=== Problem description ===
Wherever a line below holds the word "атауы", copy that line.

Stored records

____________________

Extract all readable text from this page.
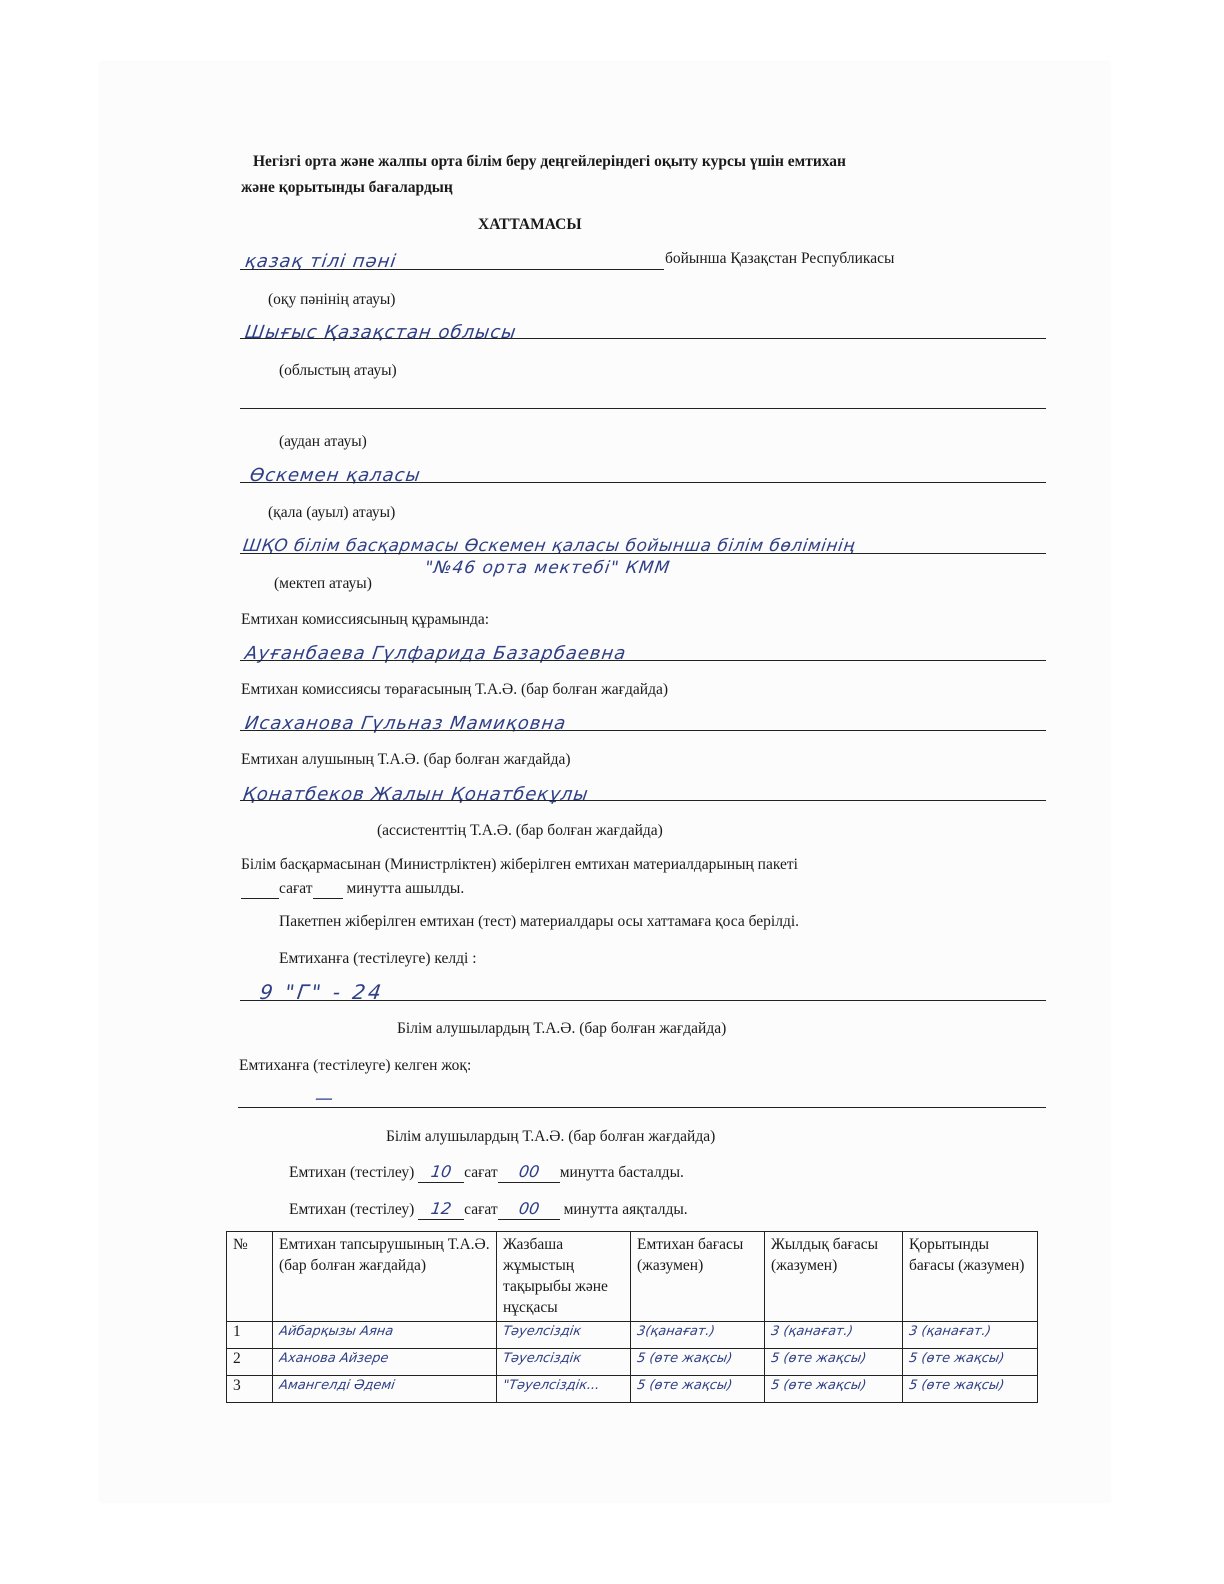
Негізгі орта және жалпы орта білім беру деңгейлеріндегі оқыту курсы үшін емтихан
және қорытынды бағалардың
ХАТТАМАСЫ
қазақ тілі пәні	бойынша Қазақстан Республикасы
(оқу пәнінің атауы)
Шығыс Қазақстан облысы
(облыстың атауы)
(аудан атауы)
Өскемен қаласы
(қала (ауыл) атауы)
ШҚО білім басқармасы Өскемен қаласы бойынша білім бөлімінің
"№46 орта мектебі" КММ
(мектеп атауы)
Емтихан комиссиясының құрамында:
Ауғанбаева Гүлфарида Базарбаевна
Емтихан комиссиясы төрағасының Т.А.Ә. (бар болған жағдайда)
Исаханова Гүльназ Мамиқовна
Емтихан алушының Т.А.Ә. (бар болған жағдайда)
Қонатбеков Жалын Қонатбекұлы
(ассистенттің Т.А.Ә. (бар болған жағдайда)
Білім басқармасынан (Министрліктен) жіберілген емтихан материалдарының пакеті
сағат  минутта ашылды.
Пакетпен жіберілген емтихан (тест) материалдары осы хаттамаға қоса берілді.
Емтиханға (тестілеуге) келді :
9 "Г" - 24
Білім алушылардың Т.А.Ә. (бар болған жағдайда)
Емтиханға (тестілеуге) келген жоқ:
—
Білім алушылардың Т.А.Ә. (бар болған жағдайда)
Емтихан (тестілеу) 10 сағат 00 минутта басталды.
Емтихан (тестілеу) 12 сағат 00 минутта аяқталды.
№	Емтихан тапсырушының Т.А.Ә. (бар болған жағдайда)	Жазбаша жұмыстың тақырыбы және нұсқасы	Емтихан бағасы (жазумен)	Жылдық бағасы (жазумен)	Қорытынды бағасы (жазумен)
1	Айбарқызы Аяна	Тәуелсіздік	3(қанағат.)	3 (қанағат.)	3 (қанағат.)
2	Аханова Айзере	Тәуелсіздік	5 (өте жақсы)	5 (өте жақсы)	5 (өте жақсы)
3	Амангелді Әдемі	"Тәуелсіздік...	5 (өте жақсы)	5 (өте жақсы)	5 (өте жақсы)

____________________

=== Exercise result ===
(оқу пәнінің атауы)
(облыстың атауы)
(аудан атауы)
(қала (ауыл) атауы)
(мектеп атауы)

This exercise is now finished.